Given instruction:
Where a line in the listing contains the string "statistics", copy that line out.

## start Listed records

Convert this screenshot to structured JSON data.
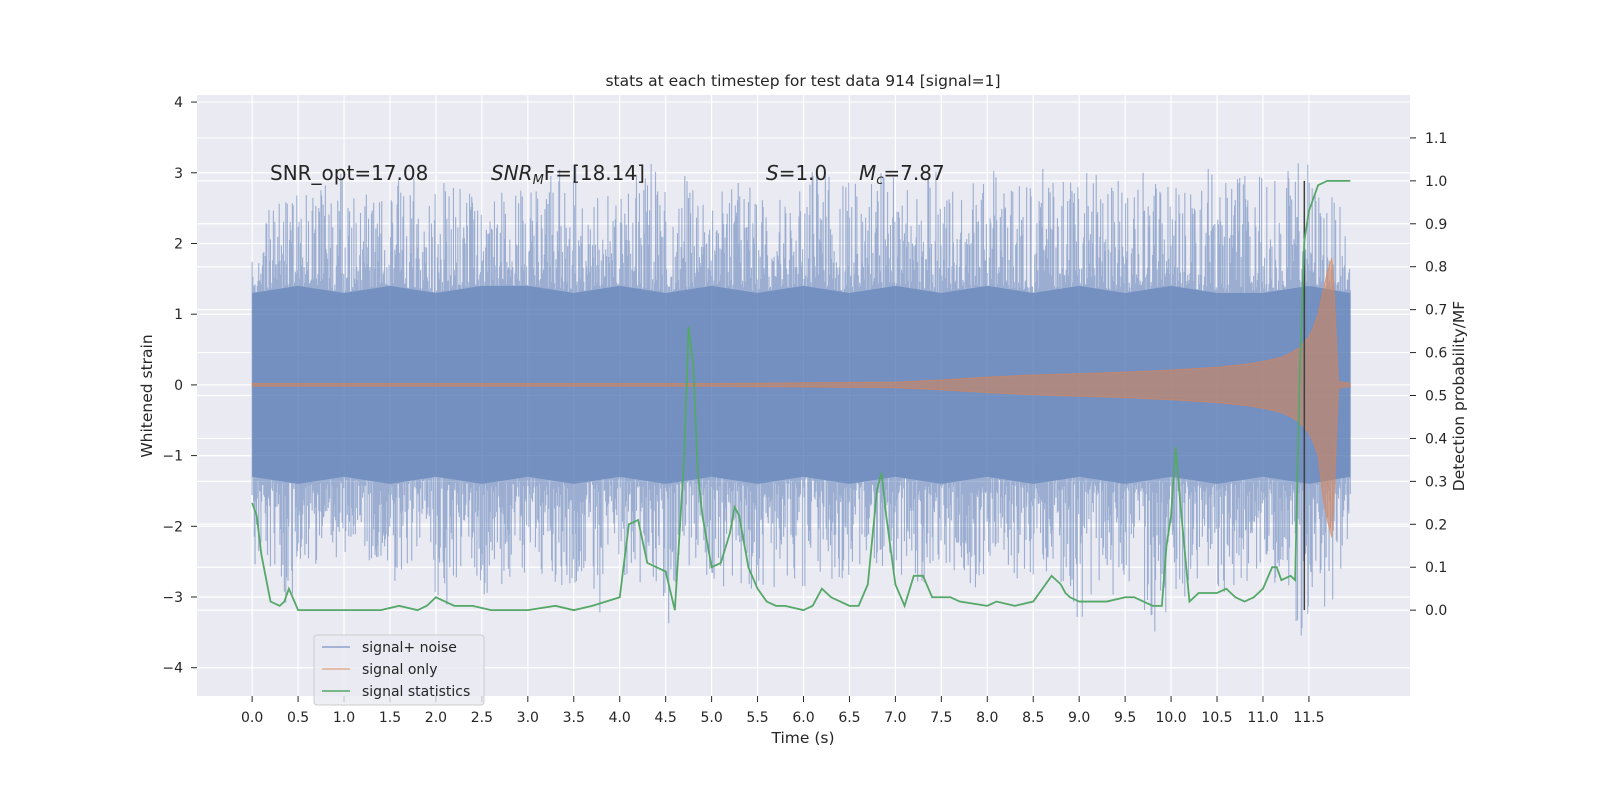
{
  "chart_data": {
    "type": "line",
    "title": "stats at each timestep for test data 914 [signal=1]",
    "xlabel": "Time (s)",
    "ylabel": "Whitened strain",
    "ylabel_right": "Detection probability/MF",
    "xlim": [
      -0.6,
      12.6
    ],
    "ylim": [
      -4.4,
      4.1
    ],
    "ylim_right": [
      -0.2,
      1.2
    ],
    "x_ticks": [
      "0.0",
      "0.5",
      "1.0",
      "1.5",
      "2.0",
      "2.5",
      "3.0",
      "3.5",
      "4.0",
      "4.5",
      "5.0",
      "5.5",
      "6.0",
      "6.5",
      "7.0",
      "7.5",
      "8.0",
      "8.5",
      "9.0",
      "9.5",
      "10.0",
      "10.5",
      "11.0",
      "11.5"
    ],
    "y_ticks": [
      "4",
      "3",
      "2",
      "1",
      "0",
      "−1",
      "−2",
      "−3",
      "−4"
    ],
    "y_tick_values": [
      4,
      3,
      2,
      1,
      0,
      -1,
      -2,
      -3,
      -4
    ],
    "y_right_ticks": [
      "1.1",
      "1.0",
      "0.9",
      "0.8",
      "0.7",
      "0.6",
      "0.5",
      "0.4",
      "0.3",
      "0.2",
      "0.1",
      "0.0"
    ],
    "y_right_tick_values": [
      1.1,
      1.0,
      0.9,
      0.8,
      0.7,
      0.6,
      0.5,
      0.4,
      0.3,
      0.2,
      0.1,
      0.0
    ],
    "grid": true,
    "legend_placement": "lower-left",
    "colors": {
      "signal_noise": "#4c72b0",
      "signal_only": "#dd8452",
      "statistics": "#55a868",
      "marker": "#404040",
      "background": "#eaeaf2"
    },
    "annotations": {
      "snr_opt": "SNR_opt=17.08",
      "snr_mf_italic": "SNR",
      "snr_mf_sub": "M",
      "snr_mf_tail": "F=[18.14]",
      "s_italic": "S",
      "s_val": "=1.0",
      "mc_italic": "M",
      "mc_sub": "c",
      "mc_val": "=7.87"
    },
    "marker_line_x": 11.45,
    "series": [
      {
        "name": "signal+ noise",
        "envelope_x": [
          0.0,
          0.05,
          0.1,
          0.15,
          0.2,
          0.3,
          0.35,
          0.4,
          0.5,
          0.55,
          0.7,
          0.85,
          1.0,
          1.1,
          1.3,
          1.45,
          1.6,
          1.8,
          1.95,
          2.05,
          2.2,
          2.4,
          2.6,
          2.8,
          3.0,
          3.2,
          3.3,
          3.45,
          3.6,
          3.7,
          3.9,
          4.1,
          4.3,
          4.4,
          4.5,
          4.7,
          4.9,
          5.1,
          5.3,
          5.45,
          5.6,
          5.8,
          6.0,
          6.2,
          6.35,
          6.5,
          6.7,
          6.9,
          7.1,
          7.3,
          7.5,
          7.7,
          7.9,
          8.1,
          8.3,
          8.5,
          8.7,
          8.9,
          9.0,
          9.2,
          9.4,
          9.5,
          9.65,
          9.75,
          9.85,
          10.0,
          10.1,
          10.2,
          10.4,
          10.6,
          10.8,
          11.0,
          11.2,
          11.35,
          11.45,
          11.55,
          11.65,
          11.75,
          11.85,
          11.95
        ],
        "envelope_max": [
          2.2,
          1.9,
          2.2,
          2.4,
          2.8,
          2.6,
          3.7,
          2.8,
          2.7,
          2.9,
          2.6,
          3.1,
          3.0,
          2.8,
          2.8,
          2.6,
          3.1,
          2.9,
          2.6,
          2.9,
          2.9,
          2.7,
          3.0,
          2.8,
          2.9,
          2.9,
          3.2,
          2.7,
          3.6,
          2.7,
          2.8,
          3.0,
          3.1,
          3.6,
          2.8,
          3.0,
          2.7,
          2.9,
          3.2,
          2.8,
          2.6,
          2.7,
          3.0,
          3.1,
          2.8,
          2.9,
          3.1,
          3.1,
          2.8,
          3.2,
          3.0,
          2.8,
          3.0,
          3.1,
          2.9,
          3.2,
          3.0,
          2.9,
          3.1,
          3.1,
          2.9,
          3.1,
          3.5,
          2.6,
          3.4,
          2.7,
          3.0,
          3.0,
          3.1,
          3.0,
          3.2,
          3.0,
          3.0,
          3.1,
          3.4,
          2.9,
          2.7,
          2.7,
          2.5,
          1.8
        ],
        "envelope_min": [
          -2.3,
          -2.7,
          -2.4,
          -2.3,
          -2.7,
          -2.9,
          -3.1,
          -3.5,
          -2.5,
          -2.5,
          -2.6,
          -2.5,
          -2.6,
          -2.4,
          -2.5,
          -2.6,
          -2.9,
          -2.5,
          -2.7,
          -3.6,
          -2.9,
          -2.6,
          -3.2,
          -2.8,
          -2.8,
          -2.7,
          -2.9,
          -3.0,
          -2.8,
          -3.6,
          -2.7,
          -2.9,
          -3.0,
          -3.0,
          -3.5,
          -2.8,
          -2.7,
          -2.9,
          -2.8,
          -2.9,
          -3.2,
          -2.7,
          -3.0,
          -2.8,
          -2.8,
          -2.7,
          -2.6,
          -2.9,
          -2.7,
          -2.9,
          -2.6,
          -2.8,
          -2.9,
          -2.8,
          -2.8,
          -2.7,
          -2.7,
          -3.0,
          -3.4,
          -2.9,
          -3.0,
          -2.7,
          -3.4,
          -3.9,
          -3.6,
          -3.0,
          -3.2,
          -2.8,
          -3.0,
          -3.0,
          -2.9,
          -2.8,
          -2.8,
          -3.4,
          -3.7,
          -3.3,
          -3.4,
          -4.0,
          -2.6,
          -2.1
        ],
        "band_min_x": [
          0.0,
          0.5,
          1.0,
          1.5,
          2.0,
          2.5,
          3.0,
          3.5,
          4.0,
          4.5,
          5.0,
          5.5,
          6.0,
          6.5,
          7.0,
          7.5,
          8.0,
          8.5,
          9.0,
          9.5,
          10.0,
          10.5,
          11.0,
          11.5,
          11.95
        ],
        "band_upper": [
          1.3,
          1.4,
          1.3,
          1.4,
          1.3,
          1.4,
          1.4,
          1.3,
          1.4,
          1.3,
          1.4,
          1.3,
          1.4,
          1.3,
          1.4,
          1.3,
          1.4,
          1.3,
          1.4,
          1.3,
          1.4,
          1.3,
          1.3,
          1.4,
          1.3
        ],
        "band_lower": [
          -1.3,
          -1.4,
          -1.3,
          -1.4,
          -1.3,
          -1.4,
          -1.3,
          -1.4,
          -1.3,
          -1.4,
          -1.3,
          -1.4,
          -1.3,
          -1.4,
          -1.3,
          -1.4,
          -1.3,
          -1.4,
          -1.3,
          -1.4,
          -1.3,
          -1.4,
          -1.3,
          -1.4,
          -1.3
        ]
      },
      {
        "name": "signal only",
        "envelope_x": [
          0.0,
          1.0,
          2.0,
          3.0,
          4.0,
          5.0,
          6.0,
          7.0,
          7.5,
          8.0,
          8.5,
          9.0,
          9.5,
          10.0,
          10.5,
          10.8,
          11.0,
          11.2,
          11.3,
          11.4,
          11.5,
          11.55,
          11.6,
          11.65,
          11.7,
          11.75,
          11.78,
          11.82,
          11.9,
          11.95
        ],
        "amplitude": [
          0.02,
          0.02,
          0.02,
          0.02,
          0.02,
          0.02,
          0.03,
          0.04,
          0.07,
          0.11,
          0.14,
          0.16,
          0.18,
          0.21,
          0.25,
          0.29,
          0.33,
          0.39,
          0.45,
          0.53,
          0.68,
          0.82,
          1.0,
          1.3,
          1.6,
          1.8,
          1.2,
          0.05,
          0.03,
          0.02
        ]
      },
      {
        "name": "signal statistics",
        "x": [
          0.0,
          0.05,
          0.1,
          0.2,
          0.3,
          0.35,
          0.4,
          0.5,
          0.6,
          0.8,
          1.0,
          1.2,
          1.4,
          1.6,
          1.8,
          1.9,
          2.0,
          2.1,
          2.2,
          2.4,
          2.6,
          3.0,
          3.3,
          3.5,
          3.7,
          4.0,
          4.1,
          4.2,
          4.3,
          4.5,
          4.6,
          4.7,
          4.75,
          4.8,
          4.85,
          4.9,
          5.0,
          5.1,
          5.2,
          5.25,
          5.3,
          5.35,
          5.4,
          5.5,
          5.6,
          5.7,
          5.8,
          6.0,
          6.1,
          6.2,
          6.3,
          6.4,
          6.5,
          6.6,
          6.7,
          6.8,
          6.85,
          6.9,
          7.0,
          7.1,
          7.2,
          7.3,
          7.4,
          7.45,
          7.5,
          7.6,
          7.7,
          8.0,
          8.1,
          8.3,
          8.5,
          8.7,
          8.8,
          8.85,
          8.9,
          9.0,
          9.1,
          9.3,
          9.5,
          9.6,
          9.7,
          9.8,
          9.9,
          9.95,
          10.0,
          10.05,
          10.1,
          10.2,
          10.3,
          10.4,
          10.5,
          10.6,
          10.7,
          10.8,
          10.9,
          11.0,
          11.1,
          11.15,
          11.2,
          11.3,
          11.35,
          11.4,
          11.45,
          11.5,
          11.55,
          11.6,
          11.7,
          11.8,
          11.95
        ],
        "y": [
          0.25,
          0.22,
          0.13,
          0.02,
          0.01,
          0.02,
          0.05,
          0.0,
          0.0,
          0.0,
          0.0,
          0.0,
          0.0,
          0.01,
          0.0,
          0.01,
          0.03,
          0.02,
          0.01,
          0.01,
          0.0,
          0.0,
          0.01,
          0.0,
          0.01,
          0.03,
          0.2,
          0.21,
          0.11,
          0.09,
          0.0,
          0.35,
          0.66,
          0.57,
          0.32,
          0.22,
          0.1,
          0.11,
          0.18,
          0.24,
          0.22,
          0.16,
          0.1,
          0.05,
          0.02,
          0.01,
          0.01,
          0.0,
          0.01,
          0.05,
          0.03,
          0.02,
          0.01,
          0.01,
          0.06,
          0.28,
          0.32,
          0.22,
          0.06,
          0.01,
          0.08,
          0.08,
          0.03,
          0.03,
          0.03,
          0.03,
          0.02,
          0.01,
          0.02,
          0.01,
          0.02,
          0.08,
          0.06,
          0.04,
          0.03,
          0.02,
          0.02,
          0.02,
          0.03,
          0.03,
          0.02,
          0.01,
          0.01,
          0.15,
          0.22,
          0.38,
          0.25,
          0.02,
          0.04,
          0.04,
          0.04,
          0.05,
          0.03,
          0.02,
          0.03,
          0.05,
          0.1,
          0.1,
          0.07,
          0.08,
          0.07,
          0.55,
          0.86,
          0.93,
          0.96,
          0.99,
          1.0,
          1.0,
          1.0
        ]
      }
    ]
  }
}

## end Listed records

Reply to the task:
      "statistics": "#55a868",
        "name": "signal statistics",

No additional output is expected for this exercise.